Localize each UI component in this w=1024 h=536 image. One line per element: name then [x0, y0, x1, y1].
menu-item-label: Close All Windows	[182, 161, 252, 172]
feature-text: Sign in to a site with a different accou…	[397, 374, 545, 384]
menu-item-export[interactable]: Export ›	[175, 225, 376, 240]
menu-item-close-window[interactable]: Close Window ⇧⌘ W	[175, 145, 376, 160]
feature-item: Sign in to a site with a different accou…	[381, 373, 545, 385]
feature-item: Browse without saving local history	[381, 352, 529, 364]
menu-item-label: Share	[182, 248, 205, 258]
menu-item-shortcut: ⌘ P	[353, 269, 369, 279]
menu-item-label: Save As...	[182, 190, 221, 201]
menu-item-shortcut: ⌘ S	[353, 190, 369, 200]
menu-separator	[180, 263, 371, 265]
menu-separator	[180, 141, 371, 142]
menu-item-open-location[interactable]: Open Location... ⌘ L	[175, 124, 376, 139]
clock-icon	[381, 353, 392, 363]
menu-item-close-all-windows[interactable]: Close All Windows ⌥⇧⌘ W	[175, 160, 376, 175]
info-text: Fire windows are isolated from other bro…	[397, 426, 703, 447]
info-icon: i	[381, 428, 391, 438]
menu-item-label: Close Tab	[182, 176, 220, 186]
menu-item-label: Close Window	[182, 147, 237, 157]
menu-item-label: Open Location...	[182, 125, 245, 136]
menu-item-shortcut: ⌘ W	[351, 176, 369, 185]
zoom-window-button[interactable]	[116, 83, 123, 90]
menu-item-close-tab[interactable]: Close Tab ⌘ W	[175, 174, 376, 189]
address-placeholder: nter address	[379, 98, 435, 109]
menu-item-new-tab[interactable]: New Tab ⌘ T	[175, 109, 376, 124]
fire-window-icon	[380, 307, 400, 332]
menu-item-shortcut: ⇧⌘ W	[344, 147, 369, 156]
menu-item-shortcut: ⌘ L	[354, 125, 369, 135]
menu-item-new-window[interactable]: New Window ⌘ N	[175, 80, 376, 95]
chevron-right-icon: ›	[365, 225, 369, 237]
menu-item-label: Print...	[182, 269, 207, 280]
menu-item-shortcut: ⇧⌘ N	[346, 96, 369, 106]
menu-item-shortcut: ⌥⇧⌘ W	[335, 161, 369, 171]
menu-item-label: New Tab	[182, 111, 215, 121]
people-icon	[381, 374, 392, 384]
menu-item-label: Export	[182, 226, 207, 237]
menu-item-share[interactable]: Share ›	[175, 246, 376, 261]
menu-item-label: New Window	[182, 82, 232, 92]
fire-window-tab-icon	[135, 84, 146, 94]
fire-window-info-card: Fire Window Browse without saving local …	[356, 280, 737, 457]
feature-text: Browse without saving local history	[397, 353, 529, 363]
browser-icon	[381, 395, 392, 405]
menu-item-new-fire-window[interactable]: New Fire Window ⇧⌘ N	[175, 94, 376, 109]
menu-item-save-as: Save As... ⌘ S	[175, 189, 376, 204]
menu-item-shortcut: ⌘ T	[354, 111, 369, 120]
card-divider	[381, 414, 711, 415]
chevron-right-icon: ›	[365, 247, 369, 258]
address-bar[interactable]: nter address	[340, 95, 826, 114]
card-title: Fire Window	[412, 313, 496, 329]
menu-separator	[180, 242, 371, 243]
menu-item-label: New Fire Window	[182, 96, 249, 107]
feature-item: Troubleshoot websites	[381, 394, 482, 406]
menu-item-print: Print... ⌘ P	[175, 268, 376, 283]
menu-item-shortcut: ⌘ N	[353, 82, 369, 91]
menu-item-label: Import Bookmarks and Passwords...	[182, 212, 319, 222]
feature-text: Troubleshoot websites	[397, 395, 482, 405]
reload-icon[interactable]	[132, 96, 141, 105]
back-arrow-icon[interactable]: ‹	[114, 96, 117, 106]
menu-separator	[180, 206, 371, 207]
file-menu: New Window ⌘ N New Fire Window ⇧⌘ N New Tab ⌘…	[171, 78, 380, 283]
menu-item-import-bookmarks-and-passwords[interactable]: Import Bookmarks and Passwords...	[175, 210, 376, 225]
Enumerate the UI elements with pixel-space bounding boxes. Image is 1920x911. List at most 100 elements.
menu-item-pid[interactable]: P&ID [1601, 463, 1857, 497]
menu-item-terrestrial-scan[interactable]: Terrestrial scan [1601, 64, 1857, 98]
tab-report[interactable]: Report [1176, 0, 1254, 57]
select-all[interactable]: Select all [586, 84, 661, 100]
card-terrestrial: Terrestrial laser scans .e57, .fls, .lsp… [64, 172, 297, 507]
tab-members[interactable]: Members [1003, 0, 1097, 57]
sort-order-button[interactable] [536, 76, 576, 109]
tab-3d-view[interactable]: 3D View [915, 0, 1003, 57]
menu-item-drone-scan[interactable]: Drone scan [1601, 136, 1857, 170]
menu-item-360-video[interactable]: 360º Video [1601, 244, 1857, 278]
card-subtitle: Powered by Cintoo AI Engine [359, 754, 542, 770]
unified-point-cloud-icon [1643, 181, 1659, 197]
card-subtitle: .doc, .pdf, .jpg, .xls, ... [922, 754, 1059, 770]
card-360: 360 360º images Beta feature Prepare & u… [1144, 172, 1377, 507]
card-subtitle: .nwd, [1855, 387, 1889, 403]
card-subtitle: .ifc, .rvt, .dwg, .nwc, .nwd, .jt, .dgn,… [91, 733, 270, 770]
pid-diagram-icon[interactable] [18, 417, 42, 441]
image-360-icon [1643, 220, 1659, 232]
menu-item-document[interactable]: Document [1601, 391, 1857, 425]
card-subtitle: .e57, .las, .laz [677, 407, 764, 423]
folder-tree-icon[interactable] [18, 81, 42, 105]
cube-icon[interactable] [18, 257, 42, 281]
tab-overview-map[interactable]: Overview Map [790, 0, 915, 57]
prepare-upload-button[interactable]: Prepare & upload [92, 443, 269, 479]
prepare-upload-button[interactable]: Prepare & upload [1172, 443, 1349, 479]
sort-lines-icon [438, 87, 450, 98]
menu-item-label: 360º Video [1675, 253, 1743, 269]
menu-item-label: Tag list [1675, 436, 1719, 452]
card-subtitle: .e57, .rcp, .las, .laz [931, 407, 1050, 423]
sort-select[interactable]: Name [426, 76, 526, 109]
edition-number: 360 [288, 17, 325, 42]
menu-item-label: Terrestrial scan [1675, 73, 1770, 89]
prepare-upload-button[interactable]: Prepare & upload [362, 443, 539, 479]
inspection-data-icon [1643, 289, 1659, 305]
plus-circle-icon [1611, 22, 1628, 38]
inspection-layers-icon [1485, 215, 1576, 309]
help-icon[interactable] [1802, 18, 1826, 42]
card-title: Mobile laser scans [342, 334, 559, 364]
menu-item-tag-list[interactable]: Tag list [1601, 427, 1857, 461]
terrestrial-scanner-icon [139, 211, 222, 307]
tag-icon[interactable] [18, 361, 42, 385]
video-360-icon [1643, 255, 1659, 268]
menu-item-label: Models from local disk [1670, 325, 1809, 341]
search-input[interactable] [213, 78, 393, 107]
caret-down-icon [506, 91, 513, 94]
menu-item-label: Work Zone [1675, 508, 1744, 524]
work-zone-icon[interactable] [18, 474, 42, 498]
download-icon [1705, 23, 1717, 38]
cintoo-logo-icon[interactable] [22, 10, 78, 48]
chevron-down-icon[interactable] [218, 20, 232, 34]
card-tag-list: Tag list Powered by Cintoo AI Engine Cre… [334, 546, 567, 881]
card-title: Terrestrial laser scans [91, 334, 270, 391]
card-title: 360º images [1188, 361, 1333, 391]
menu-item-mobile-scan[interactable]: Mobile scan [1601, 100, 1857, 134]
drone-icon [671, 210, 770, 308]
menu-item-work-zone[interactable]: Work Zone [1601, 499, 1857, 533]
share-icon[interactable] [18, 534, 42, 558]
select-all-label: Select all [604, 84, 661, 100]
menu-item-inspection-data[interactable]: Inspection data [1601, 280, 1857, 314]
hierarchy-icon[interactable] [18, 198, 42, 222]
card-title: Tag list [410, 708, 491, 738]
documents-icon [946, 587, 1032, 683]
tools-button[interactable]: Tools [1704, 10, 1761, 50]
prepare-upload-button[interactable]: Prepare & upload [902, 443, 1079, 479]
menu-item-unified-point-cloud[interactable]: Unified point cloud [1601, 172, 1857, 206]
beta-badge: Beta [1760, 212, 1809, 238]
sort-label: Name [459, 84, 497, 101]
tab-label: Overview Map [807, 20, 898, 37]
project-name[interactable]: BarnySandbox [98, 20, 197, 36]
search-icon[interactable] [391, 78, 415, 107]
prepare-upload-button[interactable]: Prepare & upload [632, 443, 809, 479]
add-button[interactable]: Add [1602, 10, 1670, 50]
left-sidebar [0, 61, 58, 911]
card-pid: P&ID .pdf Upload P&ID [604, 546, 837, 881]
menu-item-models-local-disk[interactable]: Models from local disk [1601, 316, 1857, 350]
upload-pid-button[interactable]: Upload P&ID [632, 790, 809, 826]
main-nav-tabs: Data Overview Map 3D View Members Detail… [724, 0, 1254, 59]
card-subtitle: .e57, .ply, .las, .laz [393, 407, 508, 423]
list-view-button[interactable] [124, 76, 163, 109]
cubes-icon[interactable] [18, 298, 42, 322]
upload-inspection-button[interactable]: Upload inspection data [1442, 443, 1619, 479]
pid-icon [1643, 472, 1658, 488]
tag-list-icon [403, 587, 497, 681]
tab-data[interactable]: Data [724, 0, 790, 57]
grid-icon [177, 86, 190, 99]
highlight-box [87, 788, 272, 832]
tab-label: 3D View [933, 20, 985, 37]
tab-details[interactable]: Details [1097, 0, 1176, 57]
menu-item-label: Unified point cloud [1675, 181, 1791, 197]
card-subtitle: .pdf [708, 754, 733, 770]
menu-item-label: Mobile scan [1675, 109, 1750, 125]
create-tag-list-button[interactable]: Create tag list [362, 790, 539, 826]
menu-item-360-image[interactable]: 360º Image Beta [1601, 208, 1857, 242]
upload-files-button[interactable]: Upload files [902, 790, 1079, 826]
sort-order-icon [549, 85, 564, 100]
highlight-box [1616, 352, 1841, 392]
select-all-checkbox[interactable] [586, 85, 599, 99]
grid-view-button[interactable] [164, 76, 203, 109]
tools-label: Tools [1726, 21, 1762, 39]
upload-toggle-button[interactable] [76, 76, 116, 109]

:: WHAT TO DO ::
Please return every line from the first one through the line containing "84, 146, 94]", inclusive, copying each unchanged.

:: TASK ANSWER ::
Localize each UI component in this w=1024 h=536 image. One line per element: name then [x0, y0, x1, y1].
menu-item-label: Close All Windows	[182, 161, 252, 172]
feature-text: Sign in to a site with a different accou…	[397, 374, 545, 384]
menu-item-export[interactable]: Export ›	[175, 225, 376, 240]
menu-item-close-window[interactable]: Close Window ⇧⌘ W	[175, 145, 376, 160]
feature-item: Sign in to a site with a different accou…	[381, 373, 545, 385]
feature-item: Browse without saving local history	[381, 352, 529, 364]
menu-item-label: Share	[182, 248, 205, 258]
menu-item-shortcut: ⌘ P	[353, 269, 369, 279]
menu-item-label: Save As...	[182, 190, 221, 201]
menu-item-shortcut: ⌘ S	[353, 190, 369, 200]
menu-separator	[180, 263, 371, 265]
menu-separator	[180, 141, 371, 142]
menu-item-open-location[interactable]: Open Location... ⌘ L	[175, 124, 376, 139]
clock-icon	[381, 353, 392, 363]
menu-item-close-all-windows[interactable]: Close All Windows ⌥⇧⌘ W	[175, 160, 376, 175]
info-text: Fire windows are isolated from other bro…	[397, 426, 703, 447]
info-icon: i	[381, 428, 391, 438]
menu-item-label: Close Tab	[182, 176, 220, 186]
menu-item-label: Close Window	[182, 147, 237, 157]
menu-item-label: Open Location...	[182, 125, 245, 136]
menu-item-shortcut: ⌘ W	[351, 176, 369, 185]
zoom-window-button[interactable]	[116, 83, 123, 90]
menu-item-close-tab[interactable]: Close Tab ⌘ W	[175, 174, 376, 189]
address-placeholder: nter address	[379, 98, 435, 109]
menu-item-new-tab[interactable]: New Tab ⌘ T	[175, 109, 376, 124]
fire-window-icon	[380, 307, 400, 332]
menu-item-shortcut: ⇧⌘ W	[344, 147, 369, 156]
menu-item-shortcut: ⌘ L	[354, 125, 369, 135]
menu-item-new-window[interactable]: New Window ⌘ N	[175, 80, 376, 95]
chevron-right-icon: ›	[365, 225, 369, 237]
menu-item-label: Print...	[182, 269, 207, 280]
menu-item-shortcut: ⇧⌘ N	[346, 96, 369, 106]
menu-item-shortcut: ⌥⇧⌘ W	[335, 161, 369, 171]
menu-item-label: New Tab	[182, 111, 215, 121]
people-icon	[381, 374, 392, 384]
menu-item-label: Export	[182, 226, 207, 237]
menu-item-share[interactable]: Share ›	[175, 246, 376, 261]
menu-item-label: New Window	[182, 82, 232, 92]
fire-window-tab-icon	[135, 84, 146, 94]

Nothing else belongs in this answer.